_MATERIAL SHOWN_.

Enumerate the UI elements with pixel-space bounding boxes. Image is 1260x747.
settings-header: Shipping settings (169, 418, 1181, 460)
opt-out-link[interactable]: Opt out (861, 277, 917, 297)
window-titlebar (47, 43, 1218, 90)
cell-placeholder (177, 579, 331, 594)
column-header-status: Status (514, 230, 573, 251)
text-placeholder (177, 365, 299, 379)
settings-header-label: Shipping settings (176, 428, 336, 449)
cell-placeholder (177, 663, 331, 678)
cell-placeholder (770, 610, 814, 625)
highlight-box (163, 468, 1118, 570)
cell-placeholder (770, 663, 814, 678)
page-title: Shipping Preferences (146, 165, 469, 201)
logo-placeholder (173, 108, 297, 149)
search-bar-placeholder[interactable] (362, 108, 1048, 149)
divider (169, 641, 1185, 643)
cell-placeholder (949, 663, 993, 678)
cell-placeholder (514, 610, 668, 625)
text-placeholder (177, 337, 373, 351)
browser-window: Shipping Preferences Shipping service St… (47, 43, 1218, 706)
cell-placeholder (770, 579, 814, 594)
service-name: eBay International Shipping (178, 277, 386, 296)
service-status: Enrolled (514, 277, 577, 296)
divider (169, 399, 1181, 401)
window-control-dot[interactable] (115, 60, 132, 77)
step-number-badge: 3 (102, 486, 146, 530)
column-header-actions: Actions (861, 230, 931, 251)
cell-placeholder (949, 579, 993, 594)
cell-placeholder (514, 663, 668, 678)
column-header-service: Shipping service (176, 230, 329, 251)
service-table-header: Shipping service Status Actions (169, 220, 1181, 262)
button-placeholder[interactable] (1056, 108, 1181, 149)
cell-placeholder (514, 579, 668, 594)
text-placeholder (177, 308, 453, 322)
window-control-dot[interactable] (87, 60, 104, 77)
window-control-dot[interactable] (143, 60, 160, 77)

_PROMPT_. Please rewrite all of the rows above, replacing "Enrolled" with "Paused" and leaving everything else unchanged.

_FULL OUTPUT_.
Enumerate the UI elements with pixel-space bounding boxes. Image is 1260x747.
settings-header: Shipping settings (169, 418, 1181, 460)
opt-out-link[interactable]: Opt out (861, 277, 917, 297)
window-titlebar (47, 43, 1218, 90)
cell-placeholder (177, 579, 331, 594)
column-header-status: Status (514, 230, 573, 251)
text-placeholder (177, 365, 299, 379)
settings-header-label: Shipping settings (176, 428, 336, 449)
cell-placeholder (177, 663, 331, 678)
cell-placeholder (770, 610, 814, 625)
highlight-box (163, 468, 1118, 570)
cell-placeholder (770, 663, 814, 678)
page-title: Shipping Preferences (146, 165, 469, 201)
logo-placeholder (173, 108, 297, 149)
search-bar-placeholder[interactable] (362, 108, 1048, 149)
divider (169, 641, 1185, 643)
cell-placeholder (949, 663, 993, 678)
cell-placeholder (514, 610, 668, 625)
text-placeholder (177, 337, 373, 351)
browser-window: Shipping Preferences Shipping service St… (47, 43, 1218, 706)
cell-placeholder (770, 579, 814, 594)
service-name: eBay International Shipping (178, 277, 386, 296)
service-status: Paused (514, 277, 577, 296)
divider (169, 399, 1181, 401)
window-control-dot[interactable] (115, 60, 132, 77)
step-number-badge: 3 (102, 486, 146, 530)
column-header-actions: Actions (861, 230, 931, 251)
cell-placeholder (949, 579, 993, 594)
cell-placeholder (514, 663, 668, 678)
column-header-service: Shipping service (176, 230, 329, 251)
service-table-header: Shipping service Status Actions (169, 220, 1181, 262)
button-placeholder[interactable] (1056, 108, 1181, 149)
cell-placeholder (514, 579, 668, 594)
text-placeholder (177, 308, 453, 322)
window-control-dot[interactable] (87, 60, 104, 77)
window-control-dot[interactable] (143, 60, 160, 77)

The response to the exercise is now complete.